═════ TEXT BLOCK ═════

Teena
Brandon: The Story Behind the Story
Produced
by Bill Kelly.
In the Nebraska State Penitentiary, John Lotter sits in a death row
cell. Tom Nissen wonders if he will spend the rest of his life in prison.
The woman they murdered, Teena Brandon, had fooled them and many others. As
Brandon Teena, she lived as a man even having girlfriends who didn't know
or chose to ignore the truth. Angered by the deceit, Lotter and Nissen raped
Teena on Christmas eve. After she went to the county sheriff, the two men
went to the farmhouse where Teena was staying and murdered her along with
two others. [Excerpt from the Montel Williams Show, Carrie:] "Everybody
was fooled. She walked like a guy. I mean she has a lower voice than I do." It was a story that attracted national attention, both the
serious and the tawdry. [Question from the audience:] "I want to know does she
accept your daughter as a male? Did you treat her as though she was female
or accept her as male?" [Tammy, Teena's sister:] "We always accepted her. She
was going through a phase in her life which I think most people go through
of, you know, who she was, who she really was." Also appearing on "Montel" that day, an author who
specializes in true crime pot boilers, Aphrodite Jones, a woman who claims
she had a personal obligation to tell the story. [Aphrodite Jones, Author, All She Wanted] "The
essence and the main part of this book has to do with the love story between
this male figure and all these young women that this male figure woos. What's
behind that psychological and emotionally." Jones told Statewide she doesn't view Teena Brandon as an
innocent victim of an unprovoked act of violence. In fact, she claims neither
of the convicted murderers is the central villain in the book. [Jones:] Actually if there's anybody who is a villain in the
book, it's Teena Brandon." [Q:] In what sense? [Jones:] "She was not only a deceiver
in the sense of her sexuality, why did this person need to steal in order
to romance these girls? Why did this person-- why was this person such an
obsessive compulsive liar? What about this person fed into this crime itself?
If this person had not been so pathological in her lying, his lying, would
this triple homicide never have occurred? Probably wouldn't have."
[Greta Olafsdottir, Filmmaker:] "All they keep talking
about there is this girl who keeps passing as a guy. And for us that's--" [Susan Muska, Filmmaker:] "Almost blaming it on that
person." [Greta:] "Yeah, almost blaming that person. For us that's
nothing new. We see women dressing as guys all the time." [Susan:] "You don't have to kill them." Susan Muska and Greta Olafsdottir produced a documentary about
the case with a much more sympathetic take. [Greta:] "All this focus on Brandon dressing like a guy
and how everybody is upset about that. And we were like, 'So?' " [Susan:] "It's a triple murder story and this is --" [Greta:] "It's like almost in the background and for
us that was really disturbing." "The Brandon Teena Story" made the rounds last year
earning praise from critics and awards at film festivals despite its rough,
low-budget style. With a series of remarkably candid interviews with the Nebraskans
drawn together by the case, two filmmakers take viewers on a very unflattering
tour of Falls City, Nebraska while revealing why so many people, Brandon's girlfriends
especially, so willingly accepted his hazy identity. [Daphne:] "He would have women after him all the time.

═════ PROVIDED RECORDS ═════

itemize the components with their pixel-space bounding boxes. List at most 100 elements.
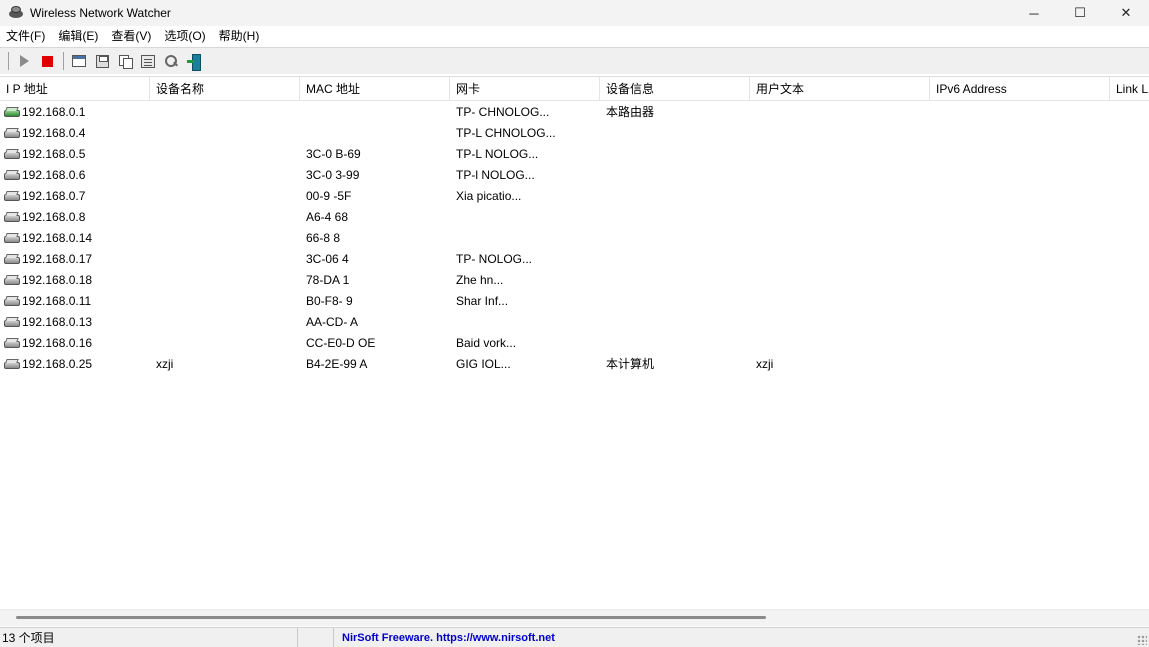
status-bar: 13 个项目 NirSoft Freeware. https://www.nir… — [0, 627, 1149, 647]
copy-button[interactable] — [114, 50, 136, 72]
window-title: Wireless Network Watcher — [30, 6, 171, 20]
user-text-cell — [750, 270, 930, 291]
column-header-mac[interactable]: MAC 地址 — [300, 77, 450, 101]
device-list[interactable]: I P 地址 设备名称 MAC 地址 网卡 设备信息 用户文本 IPv6 Add… — [0, 76, 1149, 609]
device-name-cell: xzji — [156, 357, 174, 371]
mac-cell — [300, 123, 450, 144]
table-row[interactable]: 192.168.0.4 TP-L CHNOLOG... — [0, 123, 1149, 144]
column-header-link-local[interactable]: Link L — [1110, 77, 1149, 101]
title-bar: Wireless Network Watcher ─ ☐ ✕ — [0, 0, 1149, 26]
ip-address: 192.168.0.1 — [22, 105, 86, 119]
device-icon — [4, 191, 20, 202]
resize-grip[interactable] — [1137, 635, 1147, 645]
ip-cell: 192.168.0.25 — [0, 354, 150, 375]
adapter-cell: Baid vork... — [456, 336, 517, 350]
device-icon — [4, 233, 20, 244]
table-row[interactable]: 192.168.0.11 B0-F8- 9 Shar Inf... — [0, 291, 1149, 312]
device-name-cell — [150, 333, 300, 354]
device-info-cell — [600, 228, 750, 249]
table-row[interactable]: 192.168.0.6 3C-0 3-99 TP-l NOLOG... — [0, 165, 1149, 186]
column-header-device-info[interactable]: 设备信息 — [600, 77, 750, 101]
mac-cell: B0-F8- 9 — [306, 294, 353, 308]
user-text-cell — [750, 144, 930, 165]
html-report-button[interactable] — [137, 50, 159, 72]
ip-cell: 192.168.0.6 — [0, 165, 150, 186]
ip-address: 192.168.0.13 — [22, 315, 93, 329]
mac-cell: 3C-0 3-99 — [306, 168, 360, 182]
maximize-button[interactable]: ☐ — [1057, 0, 1103, 26]
table-row[interactable]: 192.168.0.5 3C-0 B-69 TP-L NOLOG... — [0, 144, 1149, 165]
device-name-cell — [150, 228, 300, 249]
device-name-cell — [150, 249, 300, 270]
column-header-adapter[interactable]: 网卡 — [450, 77, 600, 101]
adapter-cell — [450, 312, 600, 333]
ip-address: 192.168.0.6 — [22, 168, 86, 182]
device-name-cell — [150, 102, 300, 123]
adapter-cell: TP-L NOLOG... — [456, 147, 539, 161]
horizontal-scrollbar[interactable] — [0, 609, 1149, 626]
column-header-user-text[interactable]: 用户文本 — [750, 77, 930, 101]
device-name-cell — [150, 165, 300, 186]
table-row[interactable]: 192.168.0.17 3C-06 4 TP- NOLOG... — [0, 249, 1149, 270]
menu-help[interactable]: 帮助(H) — [213, 26, 267, 46]
minimize-button[interactable]: ─ — [1011, 0, 1057, 26]
start-scan-button[interactable] — [13, 50, 35, 72]
ip-address: 192.168.0.25 — [22, 357, 93, 371]
column-header-device-name[interactable]: 设备名称 — [150, 77, 300, 101]
ip-address: 192.168.0.5 — [22, 147, 86, 161]
ip-cell: 192.168.0.4 — [0, 123, 150, 144]
device-info-cell — [600, 165, 750, 186]
status-empty-pane — [298, 627, 334, 647]
menu-view[interactable]: 查看(V) — [105, 26, 158, 46]
toolbar-separator — [63, 52, 64, 70]
menu-file[interactable]: 文件(F) — [0, 26, 52, 46]
device-icon — [4, 359, 20, 370]
adapter-cell: Shar Inf... — [456, 294, 509, 308]
column-header-ip[interactable]: I P 地址 — [0, 77, 150, 101]
properties-button[interactable] — [68, 50, 90, 72]
stop-scan-button[interactable] — [36, 50, 58, 72]
device-icon — [4, 149, 20, 160]
device-info-cell — [600, 144, 750, 165]
find-button[interactable] — [160, 50, 182, 72]
adapter-cell — [450, 228, 600, 249]
adapter-cell: TP-l NOLOG... — [456, 168, 535, 182]
adapter-cell: TP- NOLOG... — [456, 252, 533, 266]
table-row[interactable]: 192.168.0.7 00-9 -5F Xia picatio... — [0, 186, 1149, 207]
ip-address: 192.168.0.7 — [22, 189, 86, 203]
mac-cell: 00-9 -5F — [306, 189, 352, 203]
table-row[interactable]: 192.168.0.25 xzji B4-2E-99 A GIG IOL... 本计算机… — [0, 354, 1149, 375]
table-row[interactable]: 192.168.0.18 78-DA 1 Zhe hn... — [0, 270, 1149, 291]
item-count: 13 个项目 — [0, 627, 298, 647]
properties-icon — [72, 55, 86, 67]
menu-edit[interactable]: 编辑(E) — [52, 26, 105, 46]
adapter-cell: TP-L CHNOLOG... — [456, 126, 556, 140]
user-text-cell — [750, 228, 930, 249]
table-row[interactable]: 192.168.0.16 CC-E0-D OE Baid vork... — [0, 333, 1149, 354]
close-button[interactable]: ✕ — [1103, 0, 1149, 26]
mac-cell: 3C-06 4 — [306, 252, 349, 266]
device-icon — [4, 338, 20, 349]
table-row[interactable]: 192.168.0.13 AA-CD- A — [0, 312, 1149, 333]
save-button[interactable] — [91, 50, 113, 72]
ip-address: 192.168.0.4 — [22, 126, 86, 140]
device-name-cell — [150, 123, 300, 144]
column-header-ipv6[interactable]: IPv6 Address — [930, 77, 1110, 101]
ip-cell: 192.168.0.1 — [0, 102, 150, 123]
stop-icon — [41, 55, 53, 67]
scrollbar-thumb[interactable] — [16, 616, 766, 619]
ip-cell: 192.168.0.17 — [0, 249, 150, 270]
find-icon — [164, 54, 178, 68]
menu-options[interactable]: 选项(O) — [158, 26, 212, 46]
ip-cell: 192.168.0.18 — [0, 270, 150, 291]
adapter-cell — [450, 207, 600, 228]
device-info-cell: 本路由器 — [606, 105, 655, 119]
device-icon — [4, 317, 20, 328]
exit-button[interactable] — [183, 50, 205, 72]
nirsoft-link[interactable]: NirSoft Freeware. https://www.nirsoft.ne… — [334, 628, 1149, 647]
table-row[interactable]: 192.168.0.1 TP- CHNOLOG... 本路由器 — [0, 102, 1149, 123]
device-info-cell — [600, 270, 750, 291]
table-row[interactable]: 192.168.0.8 A6-4 68 — [0, 207, 1149, 228]
table-row[interactable]: 192.168.0.14 66-8 8 — [0, 228, 1149, 249]
ip-address: 192.168.0.18 — [22, 273, 93, 287]
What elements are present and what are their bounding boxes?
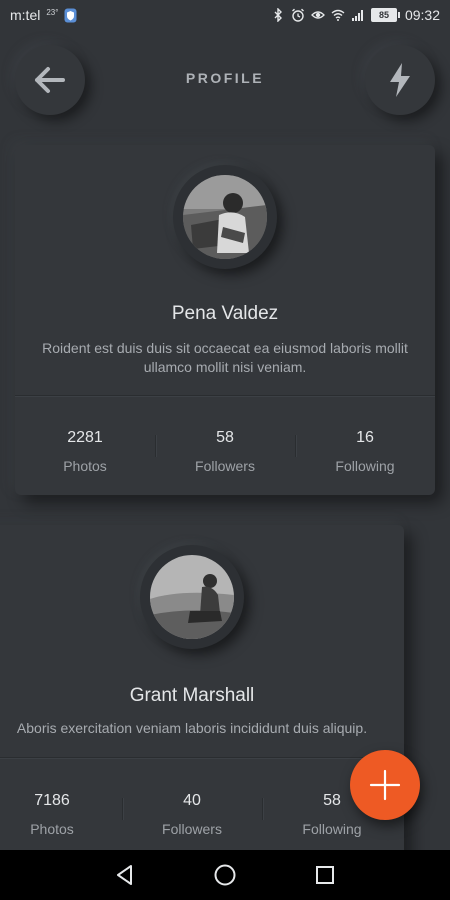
stat-label: Photos	[63, 458, 107, 474]
avatar	[183, 175, 267, 259]
clock: 09:32	[404, 7, 440, 23]
action-button[interactable]	[365, 45, 435, 115]
profile-name: Pena Valdez	[171, 303, 279, 324]
stat-followers[interactable]: 58 Followers	[155, 429, 295, 474]
battery-level: 85	[378, 10, 389, 20]
stat-label: Followers	[162, 821, 222, 837]
stat-value: 40	[183, 792, 201, 809]
lightning-bolt-icon	[390, 63, 410, 97]
wifi-icon	[331, 9, 345, 21]
stat-following[interactable]: 16 Following	[295, 429, 435, 474]
stat-value: 58	[216, 429, 234, 446]
alarm-icon	[291, 8, 304, 22]
profile-stats: 2281 Photos 58 Followers 16 Following	[15, 429, 435, 474]
profile-stats: 7186 Photos 40 Followers 58 Following	[0, 792, 402, 837]
profile-card[interactable]: Pena Valdez Roident est duis duis sit oc…	[15, 145, 435, 495]
stat-label: Following	[302, 821, 362, 837]
nav-back-button[interactable]	[105, 855, 145, 895]
carrier-temperature: 23°	[46, 7, 59, 17]
divider	[15, 395, 435, 396]
add-button[interactable]	[350, 750, 420, 820]
shield-icon	[64, 8, 77, 22]
system-navigation-bar	[0, 850, 450, 900]
stat-value: 7186	[34, 792, 70, 809]
stat-value: 2281	[67, 429, 103, 446]
circle-home-icon	[214, 864, 236, 886]
stat-photos[interactable]: 2281 Photos	[15, 429, 155, 474]
avatar-frame	[173, 165, 277, 269]
eye-icon	[311, 11, 325, 19]
status-bar: m:tel 23° 85 09:32	[0, 0, 450, 30]
bluetooth-icon	[274, 8, 282, 22]
triangle-back-icon	[117, 865, 132, 885]
profile-bio: Aboris exercitation veniam laboris incid…	[16, 720, 368, 736]
plus-icon	[369, 769, 401, 801]
stat-label: Following	[335, 458, 395, 474]
divider	[0, 757, 404, 758]
stat-value: 16	[356, 429, 374, 446]
carrier-name: m:tel	[10, 7, 41, 23]
profile-name: Grant Marshall	[129, 685, 255, 706]
square-recents-icon	[316, 866, 334, 884]
nav-home-button[interactable]	[205, 855, 245, 895]
stat-photos[interactable]: 7186 Photos	[0, 792, 122, 837]
stat-label: Followers	[195, 458, 255, 474]
stat-label: Photos	[30, 821, 74, 837]
avatar-frame	[140, 545, 244, 649]
avatar	[150, 555, 234, 639]
profile-card[interactable]: Grant Marshall Aboris exercitation venia…	[0, 525, 404, 865]
stat-followers[interactable]: 40 Followers	[122, 792, 262, 837]
battery-indicator: 85	[370, 8, 400, 22]
profile-bio: Roident est duis duis sit occaecat ea ei…	[42, 340, 408, 375]
signal-icon	[351, 10, 363, 21]
nav-recents-button[interactable]	[305, 855, 345, 895]
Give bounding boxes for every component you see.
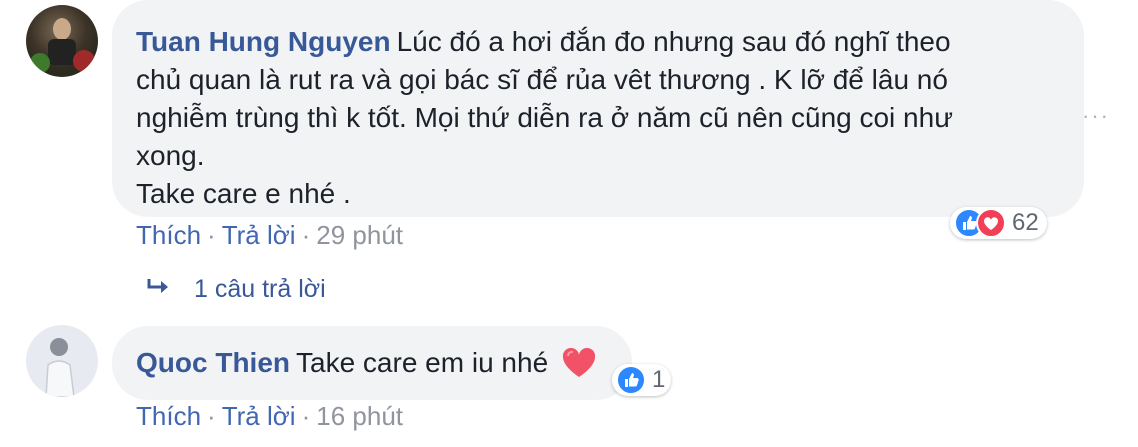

═════

◆ WORK INSTRUCTIONS
Write a continuation of the news transcript about the Brandon murder case, starting from the point at which it ends. None of the entries is needed for this work.

◆ EXERCISE RESPONSE
I mean he knew how to please you. He knew how to do everything right." [Susan:] "People see
what they want to see and need to see. To these girls, Brandon was the ideal
man, even after they knew that Brandon was, underneath the clothing, female.
Brandon was a better boyfriend than the men they had been with. He was kinder,
gentler, smaller, which we perceive as non-threatening. He listened to them.
You know, it was a fantasy kind of a person." The tape of a sheriff's interrogation of Brandon after the
rape by Lotter and Nissen gives the film a disturbing emotional climax. [Sheriff Laux:] "The one, the girls that don't know
about you, thinks you are a guy ... do you kiss them?" [Brandon:] "What does this have to do with what happened
last night?" [Sheriff Laux:] "Because I'm trying to get some answers,
so I know exactly what's going on. Now, do you want to answer that question
for me, or not?" [Brandon:] "I don't see why I have to." [Sheriff:] "The only thing is, if it goes to Court,
that answer, that question is going to come up in Court. And I'm going to want
an answer for it before it goes to Court. See what I'm saying?" [Greta:] "I think kind of hardest things was the
stupidity of it when it came to his part. You know, we just couldn't believe
it that the sheriff of this town, this is how he would ask a rape victim questions." [Susan:] "To have people in authority in this town ...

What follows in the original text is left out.